Your assignment —
Please restate the data that follows word for word, with the pictures left out.

Extracted data —

_ _ _ _ _

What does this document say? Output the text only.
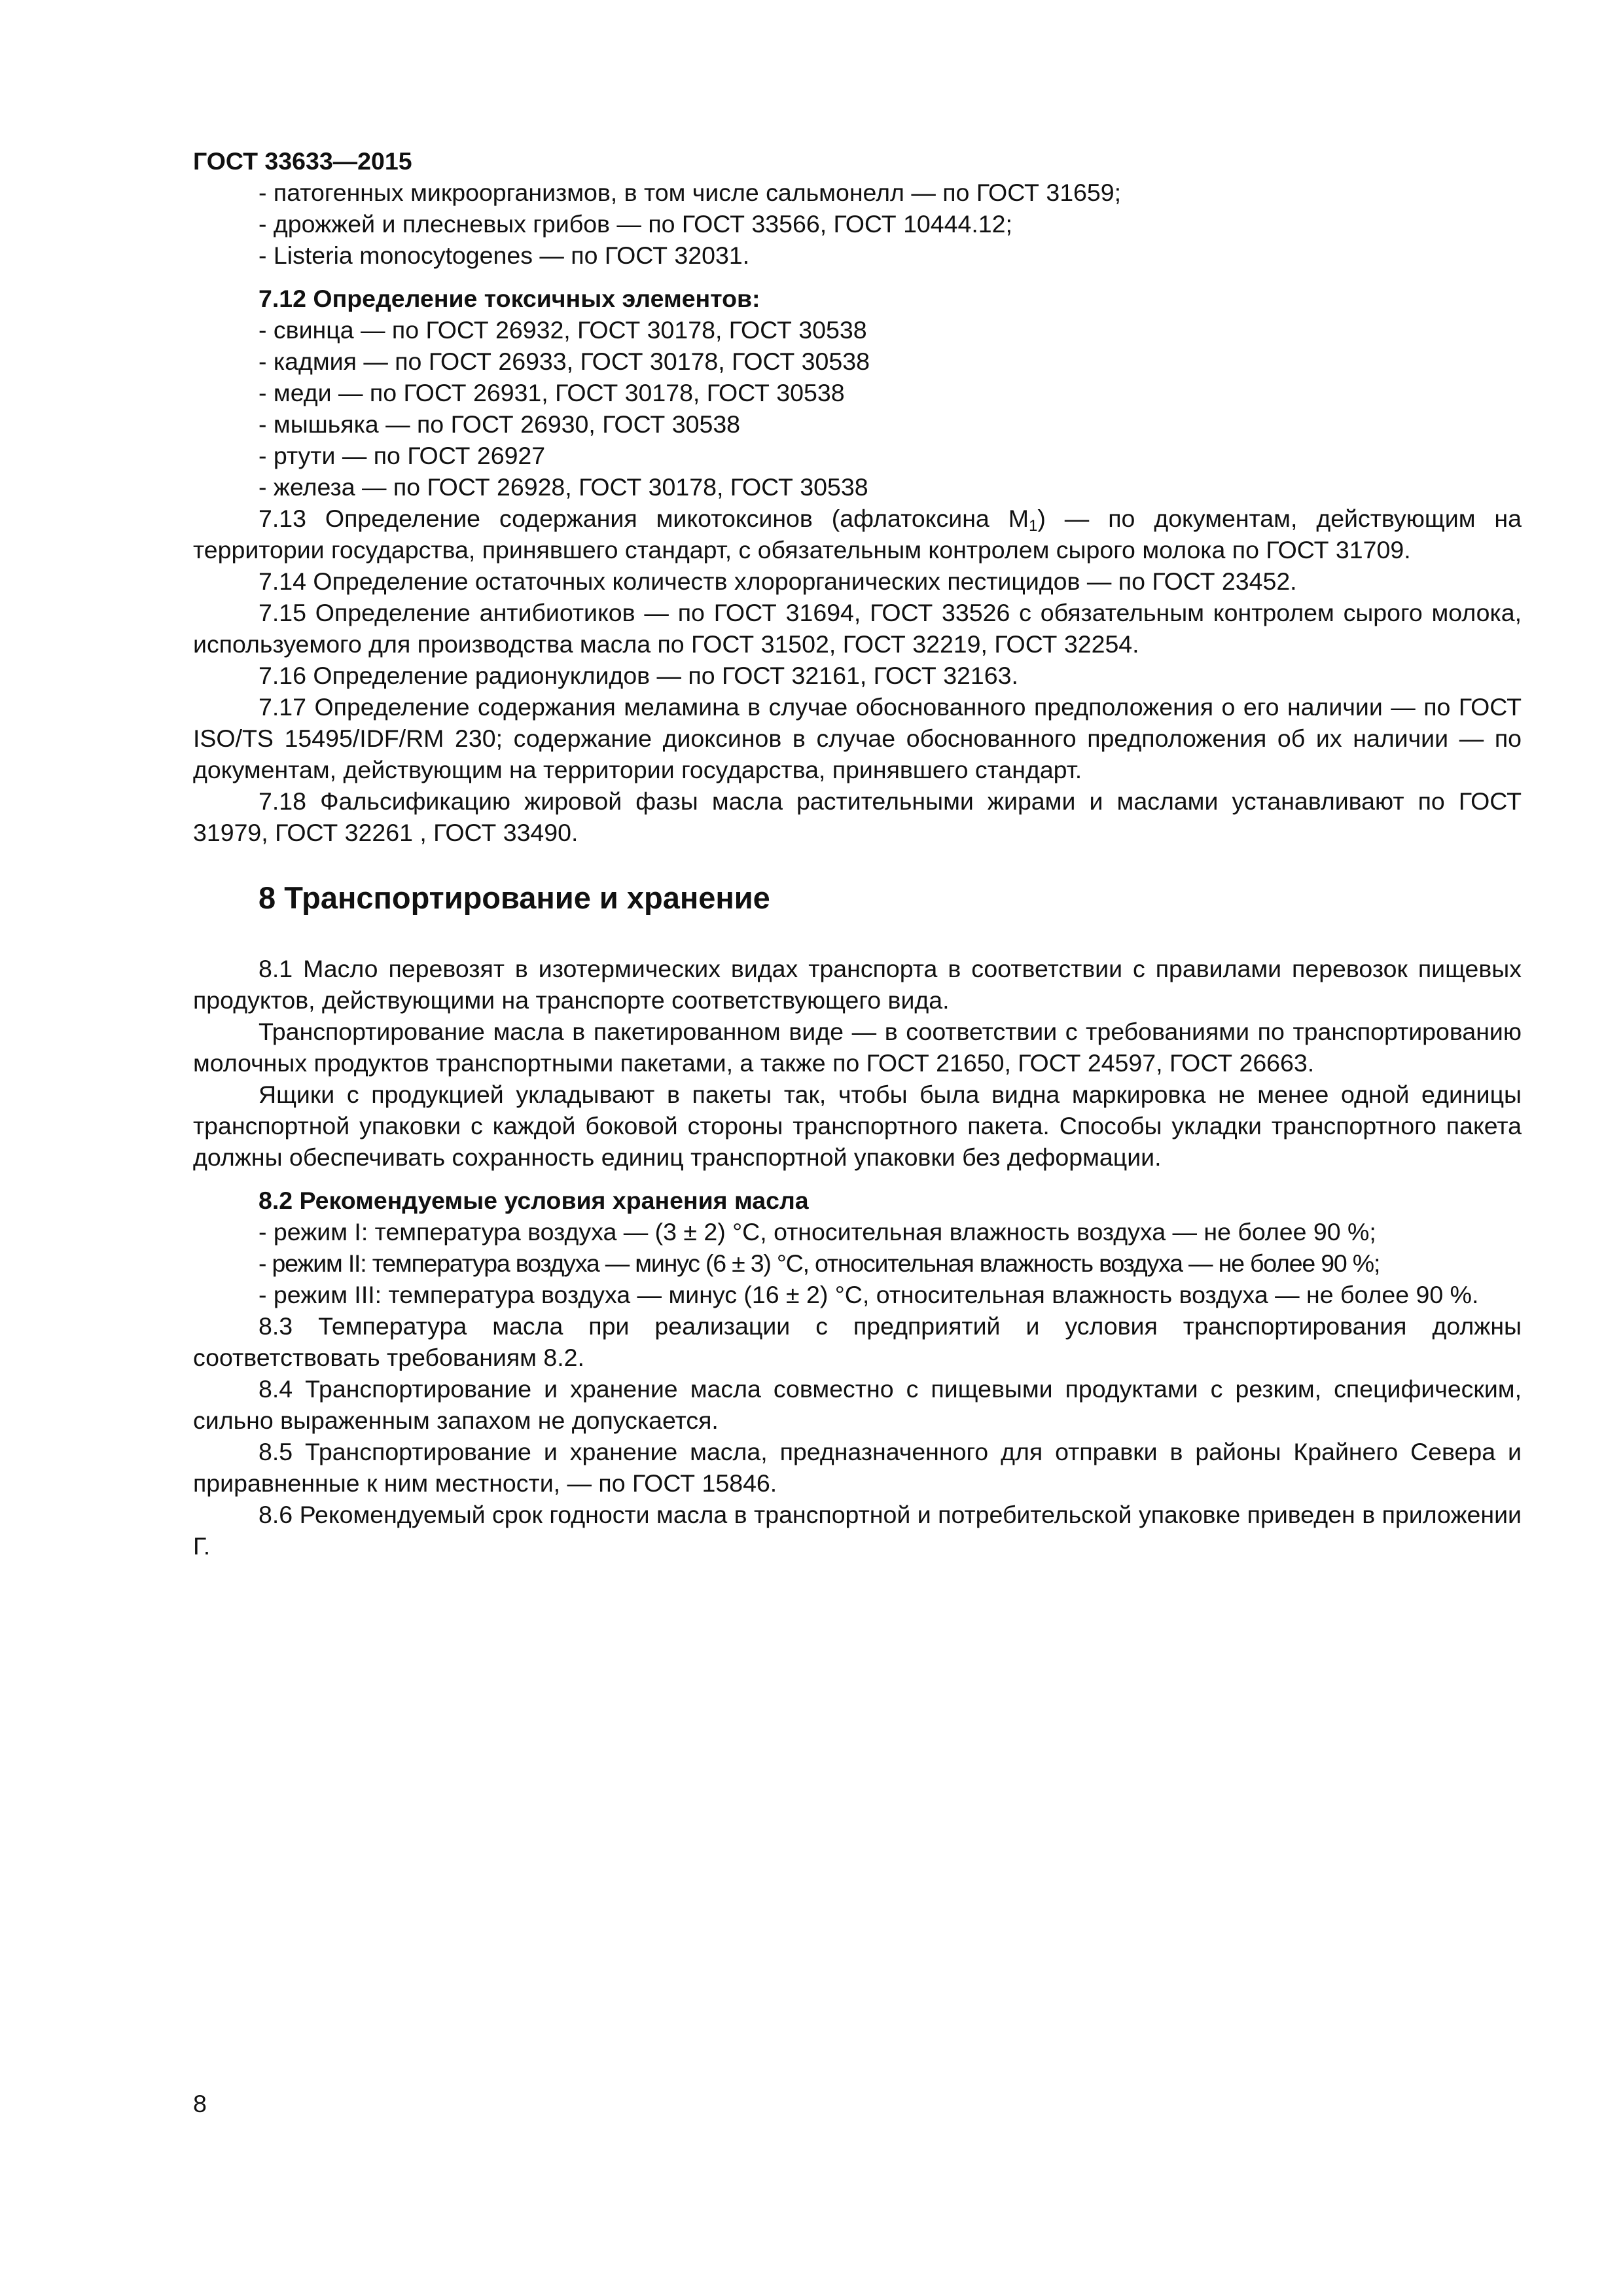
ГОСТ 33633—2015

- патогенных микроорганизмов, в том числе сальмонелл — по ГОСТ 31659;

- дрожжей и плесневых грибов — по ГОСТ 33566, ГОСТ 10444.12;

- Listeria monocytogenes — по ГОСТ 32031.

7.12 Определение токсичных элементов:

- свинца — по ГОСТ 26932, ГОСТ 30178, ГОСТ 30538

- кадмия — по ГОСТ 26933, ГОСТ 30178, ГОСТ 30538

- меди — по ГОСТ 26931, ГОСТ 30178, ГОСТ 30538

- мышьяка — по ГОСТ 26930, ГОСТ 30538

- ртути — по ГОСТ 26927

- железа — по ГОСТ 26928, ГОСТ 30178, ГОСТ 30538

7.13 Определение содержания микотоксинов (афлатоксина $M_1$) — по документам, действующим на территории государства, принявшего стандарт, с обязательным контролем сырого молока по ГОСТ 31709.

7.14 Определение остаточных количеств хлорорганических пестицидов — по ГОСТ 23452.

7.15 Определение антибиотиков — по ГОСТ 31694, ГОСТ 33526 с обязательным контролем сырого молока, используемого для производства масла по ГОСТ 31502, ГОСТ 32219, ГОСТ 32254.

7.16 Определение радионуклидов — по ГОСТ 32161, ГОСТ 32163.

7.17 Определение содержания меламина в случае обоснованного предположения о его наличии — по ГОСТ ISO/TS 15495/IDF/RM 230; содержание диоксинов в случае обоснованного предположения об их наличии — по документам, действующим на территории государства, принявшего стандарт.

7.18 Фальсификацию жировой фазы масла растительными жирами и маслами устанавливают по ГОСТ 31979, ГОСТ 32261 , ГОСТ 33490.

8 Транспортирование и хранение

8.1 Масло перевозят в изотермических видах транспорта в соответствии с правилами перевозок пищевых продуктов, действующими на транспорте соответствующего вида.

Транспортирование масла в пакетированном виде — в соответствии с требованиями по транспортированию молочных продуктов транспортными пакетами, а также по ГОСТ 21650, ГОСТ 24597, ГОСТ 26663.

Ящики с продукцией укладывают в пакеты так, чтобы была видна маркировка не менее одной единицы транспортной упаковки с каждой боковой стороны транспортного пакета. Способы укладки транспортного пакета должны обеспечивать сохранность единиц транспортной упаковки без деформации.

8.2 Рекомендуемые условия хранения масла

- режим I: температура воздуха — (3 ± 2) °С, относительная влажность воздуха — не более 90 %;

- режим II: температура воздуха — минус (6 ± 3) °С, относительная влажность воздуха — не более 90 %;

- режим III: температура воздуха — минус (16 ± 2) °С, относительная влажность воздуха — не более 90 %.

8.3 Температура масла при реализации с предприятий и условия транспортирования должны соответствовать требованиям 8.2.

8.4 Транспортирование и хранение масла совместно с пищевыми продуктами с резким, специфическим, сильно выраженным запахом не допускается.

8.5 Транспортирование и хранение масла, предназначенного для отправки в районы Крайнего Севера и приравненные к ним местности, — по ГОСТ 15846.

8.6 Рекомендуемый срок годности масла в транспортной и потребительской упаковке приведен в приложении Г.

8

_ _ _ _ _

Solution for this task —
What does this document say? Output the text only.
ГОСТ 33633—2015

- патогенных микроорганизмов, в том числе сальмонелл — по ГОСТ 31659;

- дрожжей и плесневых грибов — по ГОСТ 33566, ГОСТ 10444.12;

- Listeria monocytogenes — по ГОСТ 32031.

7.12 Определение токсичных элементов:

- свинца — по ГОСТ 26932, ГОСТ 30178, ГОСТ 30538

- кадмия — по ГОСТ 26933, ГОСТ 30178, ГОСТ 30538

- меди — по ГОСТ 26931, ГОСТ 30178, ГОСТ 30538

- мышьяка — по ГОСТ 26930, ГОСТ 30538

- ртути — по ГОСТ 26927

- железа — по ГОСТ 26928, ГОСТ 30178, ГОСТ 30538

7.13 Определение содержания микотоксинов (афлатоксина $M_1$) — по документам, действующим на территории государства, принявшего стандарт, с обязательным контролем сырого молока по ГОСТ 31709.

7.14 Определение остаточных количеств хлорорганических пестицидов — по ГОСТ 23452.

7.15 Определение антибиотиков — по ГОСТ 31694, ГОСТ 33526 с обязательным контролем сырого молока, используемого для производства масла по ГОСТ 31502, ГОСТ 32219, ГОСТ 32254.

7.16 Определение радионуклидов — по ГОСТ 32161, ГОСТ 32163.

7.17 Определение содержания меламина в случае обоснованного предположения о его наличии — по ГОСТ ISO/TS 15495/IDF/RM 230; содержание диоксинов в случае обоснованного предположения об их наличии — по документам, действующим на территории государства, принявшего стандарт.

7.18 Фальсификацию жировой фазы масла растительными жирами и маслами устанавливают по ГОСТ 31979, ГОСТ 32261 , ГОСТ 33490.

8 Транспортирование и хранение

8.1 Масло перевозят в изотермических видах транспорта в соответствии с правилами перевозок пищевых продуктов, действующими на транспорте соответствующего вида.

Транспортирование масла в пакетированном виде — в соответствии с требованиями по транспортированию молочных продуктов транспортными пакетами, а также по ГОСТ 21650, ГОСТ 24597, ГОСТ 26663.

Ящики с продукцией укладывают в пакеты так, чтобы была видна маркировка не менее одной единицы транспортной упаковки с каждой боковой стороны транспортного пакета. Способы укладки транспортного пакета должны обеспечивать сохранность единиц транспортной упаковки без деформации.

8.2 Рекомендуемые условия хранения масла

- режим I: температура воздуха — (3 ± 2) °С, относительная влажность воздуха — не более 90 %;

- режим II: температура воздуха — минус (6 ± 3) °С, относительная влажность воздуха — не более 90 %;

- режим III: температура воздуха — минус (16 ± 2) °С, относительная влажность воздуха — не более 90 %.

8.3 Температура масла при реализации с предприятий и условия транспортирования должны соответствовать требованиям 8.2.

8.4 Транспортирование и хранение масла совместно с пищевыми продуктами с резким, специфическим, сильно выраженным запахом не допускается.

8.5 Транспортирование и хранение масла, предназначенного для отправки в районы Крайнего Севера и приравненные к ним местности, — по ГОСТ 15846.

8.6 Рекомендуемый срок годности масла в транспортной и потребительской упаковке приведен в приложении Г.

8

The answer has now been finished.